● Prompt
Copy every line of the data exactly, leaving nothing out.

— Start of Records for the task —

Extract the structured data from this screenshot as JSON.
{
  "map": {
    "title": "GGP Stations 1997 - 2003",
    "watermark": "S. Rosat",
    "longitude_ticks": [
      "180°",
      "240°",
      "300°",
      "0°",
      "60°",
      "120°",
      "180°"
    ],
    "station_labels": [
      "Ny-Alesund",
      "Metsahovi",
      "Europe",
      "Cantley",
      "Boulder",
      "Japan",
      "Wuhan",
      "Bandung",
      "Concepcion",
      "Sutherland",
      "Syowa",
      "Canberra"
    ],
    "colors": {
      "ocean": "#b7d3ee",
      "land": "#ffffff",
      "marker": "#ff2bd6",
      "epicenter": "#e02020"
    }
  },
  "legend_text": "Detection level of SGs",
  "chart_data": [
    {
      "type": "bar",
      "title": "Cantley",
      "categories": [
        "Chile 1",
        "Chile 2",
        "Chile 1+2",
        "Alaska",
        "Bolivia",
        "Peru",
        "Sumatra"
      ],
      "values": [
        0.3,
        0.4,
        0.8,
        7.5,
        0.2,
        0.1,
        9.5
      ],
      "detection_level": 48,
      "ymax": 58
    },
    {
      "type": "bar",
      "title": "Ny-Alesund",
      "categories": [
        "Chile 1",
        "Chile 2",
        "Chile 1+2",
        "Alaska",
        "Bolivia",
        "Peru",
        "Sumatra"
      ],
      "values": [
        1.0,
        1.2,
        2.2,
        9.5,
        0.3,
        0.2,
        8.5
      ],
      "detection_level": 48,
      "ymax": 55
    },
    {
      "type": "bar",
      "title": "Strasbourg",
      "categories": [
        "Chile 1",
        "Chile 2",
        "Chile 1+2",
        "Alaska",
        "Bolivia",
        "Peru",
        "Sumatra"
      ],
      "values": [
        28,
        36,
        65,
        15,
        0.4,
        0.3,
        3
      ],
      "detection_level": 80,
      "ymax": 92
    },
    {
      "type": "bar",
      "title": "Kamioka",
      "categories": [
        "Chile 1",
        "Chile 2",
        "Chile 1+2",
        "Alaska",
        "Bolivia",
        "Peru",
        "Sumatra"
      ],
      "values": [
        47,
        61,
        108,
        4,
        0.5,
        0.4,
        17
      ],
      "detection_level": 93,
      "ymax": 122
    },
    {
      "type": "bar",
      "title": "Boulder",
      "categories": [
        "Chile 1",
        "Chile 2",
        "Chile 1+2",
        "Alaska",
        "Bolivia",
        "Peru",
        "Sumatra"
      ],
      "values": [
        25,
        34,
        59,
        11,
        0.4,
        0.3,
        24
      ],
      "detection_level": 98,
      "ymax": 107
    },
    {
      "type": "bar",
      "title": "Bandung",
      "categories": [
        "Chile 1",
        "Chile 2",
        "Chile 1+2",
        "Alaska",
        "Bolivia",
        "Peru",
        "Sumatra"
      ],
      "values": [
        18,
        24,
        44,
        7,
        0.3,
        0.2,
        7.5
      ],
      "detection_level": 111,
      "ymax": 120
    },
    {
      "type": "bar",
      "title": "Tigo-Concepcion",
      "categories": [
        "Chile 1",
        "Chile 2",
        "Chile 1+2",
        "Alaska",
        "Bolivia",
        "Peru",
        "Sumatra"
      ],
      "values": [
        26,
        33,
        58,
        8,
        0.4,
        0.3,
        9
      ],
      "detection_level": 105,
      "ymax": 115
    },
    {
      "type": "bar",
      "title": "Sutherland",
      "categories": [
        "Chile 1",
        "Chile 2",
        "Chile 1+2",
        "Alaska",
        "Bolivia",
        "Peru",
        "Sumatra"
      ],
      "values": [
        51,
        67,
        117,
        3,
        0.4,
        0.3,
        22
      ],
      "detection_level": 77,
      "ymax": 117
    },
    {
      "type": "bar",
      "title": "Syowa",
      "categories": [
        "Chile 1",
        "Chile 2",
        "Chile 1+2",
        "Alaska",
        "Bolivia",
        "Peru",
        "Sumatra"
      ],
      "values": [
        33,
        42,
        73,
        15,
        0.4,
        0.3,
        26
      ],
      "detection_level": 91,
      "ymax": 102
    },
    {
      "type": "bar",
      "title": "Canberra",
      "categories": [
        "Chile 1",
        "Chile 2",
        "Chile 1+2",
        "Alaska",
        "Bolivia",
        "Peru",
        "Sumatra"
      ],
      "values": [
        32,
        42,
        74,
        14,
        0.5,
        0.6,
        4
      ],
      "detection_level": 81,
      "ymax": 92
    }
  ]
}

— End of Records for the task —

● Solution for this exercise
Extract the structured data from this screenshot as JSON.
{
  "map": {
    "title": "GGP Stations 1997 - 2003",
    "watermark": "S. Rosat",
    "longitude_ticks": [
      "180°",
      "240°",
      "300°",
      "0°",
      "60°",
      "120°",
      "180°"
    ],
    "station_labels": [
      "Ny-Alesund",
      "Metsahovi",
      "Europe",
      "Cantley",
      "Boulder",
      "Japan",
      "Wuhan",
      "Bandung",
      "Concepcion",
      "Sutherland",
      "Syowa",
      "Canberra"
    ],
    "colors": {
      "ocean": "#b7d3ee",
      "land": "#ffffff",
      "marker": "#ff2bd6",
      "epicenter": "#e02020"
    }
  },
  "legend_text": "Detection level of SGs",
  "chart_data": [
    {
      "type": "bar",
      "title": "Cantley",
      "categories": [
        "Chile 1",
        "Chile 2",
        "Chile 1+2",
        "Alaska",
        "Bolivia",
        "Peru",
        "Sumatra"
      ],
      "values": [
        0.3,
        0.4,
        0.8,
        7.5,
        0.2,
        0.1,
        9.5
      ],
      "detection_level": 48,
      "ymax": 58
    },
    {
      "type": "bar",
      "title": "Ny-Alesund",
      "categories": [
        "Chile 1",
        "Chile 2",
        "Chile 1+2",
        "Alaska",
        "Bolivia",
        "Peru",
        "Sumatra"
      ],
      "values": [
        1.0,
        1.2,
        2.2,
        9.5,
        0.3,
        0.2,
        8.5
      ],
      "detection_level": 48,
      "ymax": 55
    },
    {
      "type": "bar",
      "title": "Strasbourg",
      "categories": [
        "Chile 1",
        "Chile 2",
        "Chile 1+2",
        "Alaska",
        "Bolivia",
        "Peru",
        "Sumatra"
      ],
      "values": [
        28,
        36,
        65,
        15,
        0.4,
        0.3,
        3
      ],
      "detection_level": 80,
      "ymax": 92
    },
    {
      "type": "bar",
      "title": "Kamioka",
      "categories": [
        "Chile 1",
        "Chile 2",
        "Chile 1+2",
        "Alaska",
        "Bolivia",
        "Peru",
        "Sumatra"
      ],
      "values": [
        47,
        61,
        108,
        4,
        0.5,
        0.4,
        17
      ],
      "detection_level": 93,
      "ymax": 122
    },
    {
      "type": "bar",
      "title": "Boulder",
      "categories": [
        "Chile 1",
        "Chile 2",
        "Chile 1+2",
        "Alaska",
        "Bolivia",
        "Peru",
        "Sumatra"
      ],
      "values": [
        25,
        34,
        59,
        11,
        0.4,
        0.3,
        24
      ],
      "detection_level": 98,
      "ymax": 107
    },
    {
      "type": "bar",
      "title": "Bandung",
      "categories": [
        "Chile 1",
        "Chile 2",
        "Chile 1+2",
        "Alaska",
        "Bolivia",
        "Peru",
        "Sumatra"
      ],
      "values": [
        18,
        24,
        44,
        7,
        0.3,
        0.2,
        7.5
      ],
      "detection_level": 111,
      "ymax": 120
    },
    {
      "type": "bar",
      "title": "Tigo-Concepcion",
      "categories": [
        "Chile 1",
        "Chile 2",
        "Chile 1+2",
        "Alaska",
        "Bolivia",
        "Peru",
        "Sumatra"
      ],
      "values": [
        26,
        33,
        58,
        8,
        0.4,
        0.3,
        9
      ],
      "detection_level": 105,
      "ymax": 115
    },
    {
      "type": "bar",
      "title": "Sutherland",
      "categories": [
        "Chile 1",
        "Chile 2",
        "Chile 1+2",
        "Alaska",
        "Bolivia",
        "Peru",
        "Sumatra"
      ],
      "values": [
        51,
        67,
        117,
        3,
        0.4,
        0.3,
        22
      ],
      "detection_level": 77,
      "ymax": 117
    },
    {
      "type": "bar",
      "title": "Syowa",
      "categories": [
        "Chile 1",
        "Chile 2",
        "Chile 1+2",
        "Alaska",
        "Bolivia",
        "Peru",
        "Sumatra"
      ],
      "values": [
        33,
        42,
        73,
        15,
        0.4,
        0.3,
        26
      ],
      "detection_level": 91,
      "ymax": 102
    },
    {
      "type": "bar",
      "title": "Canberra",
      "categories": [
        "Chile 1",
        "Chile 2",
        "Chile 1+2",
        "Alaska",
        "Bolivia",
        "Peru",
        "Sumatra"
      ],
      "values": [
        32,
        42,
        74,
        14,
        0.5,
        0.6,
        4
      ],
      "detection_level": 81,
      "ymax": 92
    }
  ]
}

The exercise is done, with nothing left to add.